● **Task objective**:
Tally the lines that hold the string "ソレイユ", and reply with the count alone.

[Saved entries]
## START

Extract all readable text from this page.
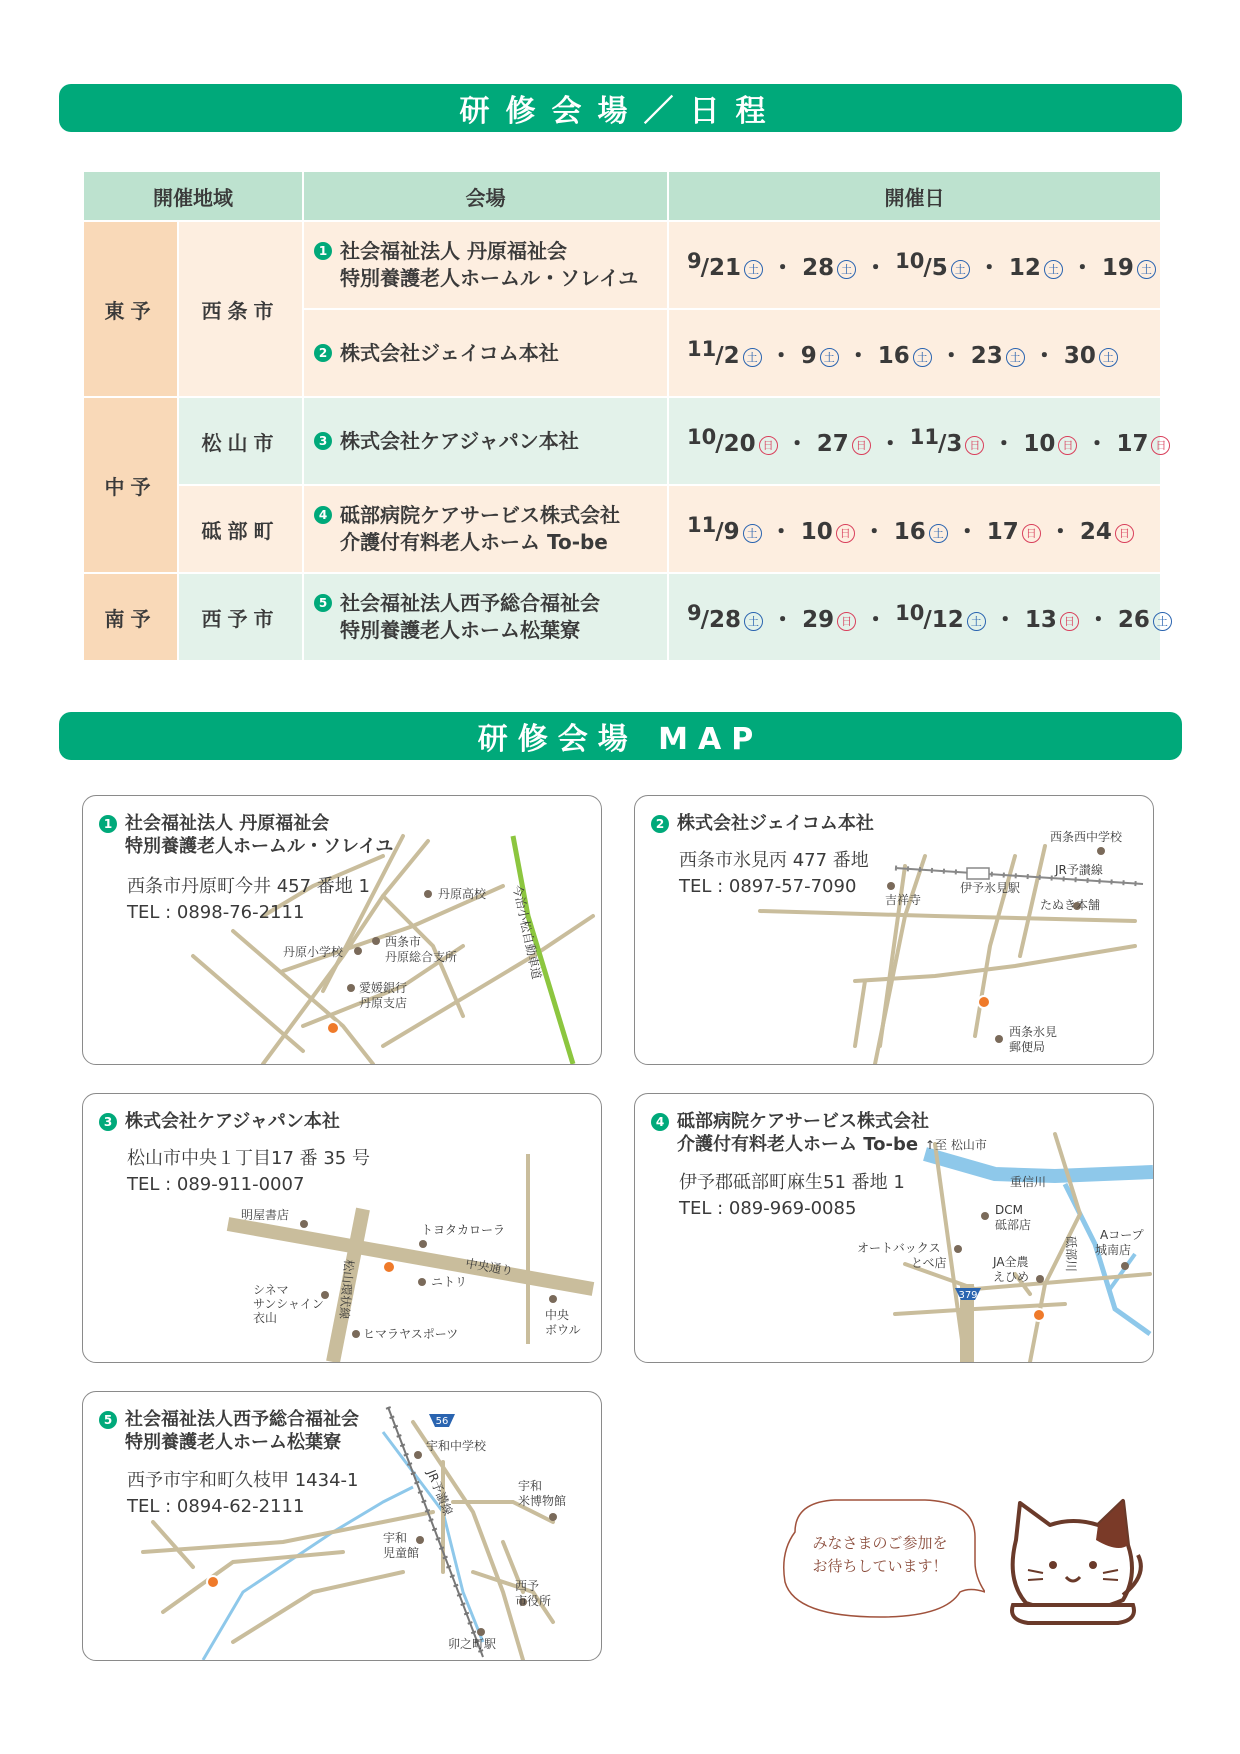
研修会場／日程
開催地域		会場	開催日
東予	西条市	1 社会福祉法人 丹原福祉会
特別養護老人ホームル・ソレイユ	$^9$/21 土 ・ 28 土 ・ $^{10}$/5 土 ・ 12 土 ・ 19 土
		2 株式会社ジェイコム本社	$^{11}$/2 土 ・ 9 土 ・ 16 土 ・ 23 土 ・ 30 土
中予	松山市	3 株式会社ケアジャパン本社	$^{10}$/20 日 ・ 27 日 ・ $^{11}$/3 日 ・ 10 日 ・ 17 日
	砥部町	4 砥部病院ケアサービス株式会社
介護付有料老人ホーム To-be	$^{11}$/9 土 ・ 10 日 ・ 16 土 ・ 17 日 ・ 24 日
南予	西予市	5 社会福祉法人西予総合福祉会
特別養護老人ホーム松葉寮	$^9$/28 土 ・ 29 日 ・ $^{10}$/12 土 ・ 13 日 ・ 26 土
研修会場 MAP
丹原高校
丹原小学校
西条市
丹原総合支所
愛媛銀行
丹原支店
今治小松自動車道
1 社会福祉法人 丹原福祉会
特別養護老人ホームル・ソレイユ
西条市丹原町今井 457 番地 1
TEL : 0898-76-2111
西条西中学校
JR予讃線
吉祥寺
伊予氷見駅
たぬき本舗
西条氷見
郵便局
2 株式会社ジェイコム本社
西条市氷見丙 477 番地
TEL : 0897-57-7090
明屋書店
トヨタカローラ
中央通り
ニトリ
シネマ
サンシャイン
衣山
ヒマラヤスポーツ
中央
ボウル
松山環状線
3 株式会社ケアジャパン本社
松山市中央１丁目17 番 35 号
TEL : 089-911-0007
379
↑至 松山市
重信川
DCM
砥部店
オートバックス
とべ店	JA全農
えひめ
Aコープ
城南店
砥部川
4 砥部病院ケアサービス株式会社
介護付有料老人ホーム To-be
伊予郡砥部町麻生51 番地 1
TEL : 089-969-0085
56
宇和中学校
宇和
米博物館
宇和
児童館
JR予讃線
西予
市役所
卯之町駅
5 社会福祉法人西予総合福祉会
特別養護老人ホーム松葉寮
西予市宇和町久枝甲 1434-1
TEL : 0894-62-2111
みなさまのご参加を
お待ちしています！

## END

● **Result for this task**:
2